* [RECORDS SUPPLIED]:
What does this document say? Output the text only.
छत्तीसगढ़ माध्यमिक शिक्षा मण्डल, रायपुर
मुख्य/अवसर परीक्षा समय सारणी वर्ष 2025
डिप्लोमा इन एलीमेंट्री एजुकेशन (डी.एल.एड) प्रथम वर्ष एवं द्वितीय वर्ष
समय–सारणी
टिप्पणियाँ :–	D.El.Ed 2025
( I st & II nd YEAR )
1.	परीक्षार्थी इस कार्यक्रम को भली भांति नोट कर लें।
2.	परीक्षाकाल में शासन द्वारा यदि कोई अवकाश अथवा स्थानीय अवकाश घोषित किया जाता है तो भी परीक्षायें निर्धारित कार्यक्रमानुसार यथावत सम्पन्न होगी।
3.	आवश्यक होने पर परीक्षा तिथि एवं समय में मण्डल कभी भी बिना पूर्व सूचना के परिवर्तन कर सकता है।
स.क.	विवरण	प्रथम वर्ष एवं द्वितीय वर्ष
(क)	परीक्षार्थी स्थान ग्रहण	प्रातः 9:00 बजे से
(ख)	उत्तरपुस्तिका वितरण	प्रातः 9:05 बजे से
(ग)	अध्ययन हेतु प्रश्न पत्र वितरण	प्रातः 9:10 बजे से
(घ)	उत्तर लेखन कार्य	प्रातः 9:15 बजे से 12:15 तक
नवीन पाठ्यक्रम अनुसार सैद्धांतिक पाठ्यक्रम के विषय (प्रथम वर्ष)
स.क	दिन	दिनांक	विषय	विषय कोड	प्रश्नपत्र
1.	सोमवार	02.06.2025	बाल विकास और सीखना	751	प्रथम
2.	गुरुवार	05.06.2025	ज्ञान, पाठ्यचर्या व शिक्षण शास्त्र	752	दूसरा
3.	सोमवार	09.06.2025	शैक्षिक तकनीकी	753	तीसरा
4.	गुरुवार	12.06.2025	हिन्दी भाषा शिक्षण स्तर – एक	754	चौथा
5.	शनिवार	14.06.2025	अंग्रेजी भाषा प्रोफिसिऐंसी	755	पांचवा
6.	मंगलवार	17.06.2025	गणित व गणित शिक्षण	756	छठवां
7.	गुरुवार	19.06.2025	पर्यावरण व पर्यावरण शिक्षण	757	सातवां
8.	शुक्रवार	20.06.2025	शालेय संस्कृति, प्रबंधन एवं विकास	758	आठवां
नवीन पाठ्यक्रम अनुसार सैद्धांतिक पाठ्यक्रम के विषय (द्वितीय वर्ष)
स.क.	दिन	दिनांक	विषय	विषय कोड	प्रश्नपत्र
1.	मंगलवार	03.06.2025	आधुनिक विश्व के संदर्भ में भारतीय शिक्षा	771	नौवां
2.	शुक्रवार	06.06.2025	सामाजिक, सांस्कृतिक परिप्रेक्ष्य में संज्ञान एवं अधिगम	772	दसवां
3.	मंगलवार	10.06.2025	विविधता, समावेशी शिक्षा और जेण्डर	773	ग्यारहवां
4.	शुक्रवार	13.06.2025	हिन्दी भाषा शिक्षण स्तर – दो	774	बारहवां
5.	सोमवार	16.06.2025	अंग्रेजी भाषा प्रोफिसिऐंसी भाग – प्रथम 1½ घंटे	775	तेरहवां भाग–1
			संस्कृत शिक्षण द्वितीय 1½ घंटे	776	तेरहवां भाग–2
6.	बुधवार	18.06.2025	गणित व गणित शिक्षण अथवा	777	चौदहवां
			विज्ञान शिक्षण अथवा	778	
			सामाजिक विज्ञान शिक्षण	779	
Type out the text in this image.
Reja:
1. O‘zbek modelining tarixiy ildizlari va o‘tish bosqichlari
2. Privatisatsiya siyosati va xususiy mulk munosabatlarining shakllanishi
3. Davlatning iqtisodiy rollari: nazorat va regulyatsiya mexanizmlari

* [REQUIRED WORK]: Only lines with the string "this" belong in your answer; copy each one.

* [OUTPUT OF THE TASK]:
What does this document say? Output the text only.
Type out the text in this image.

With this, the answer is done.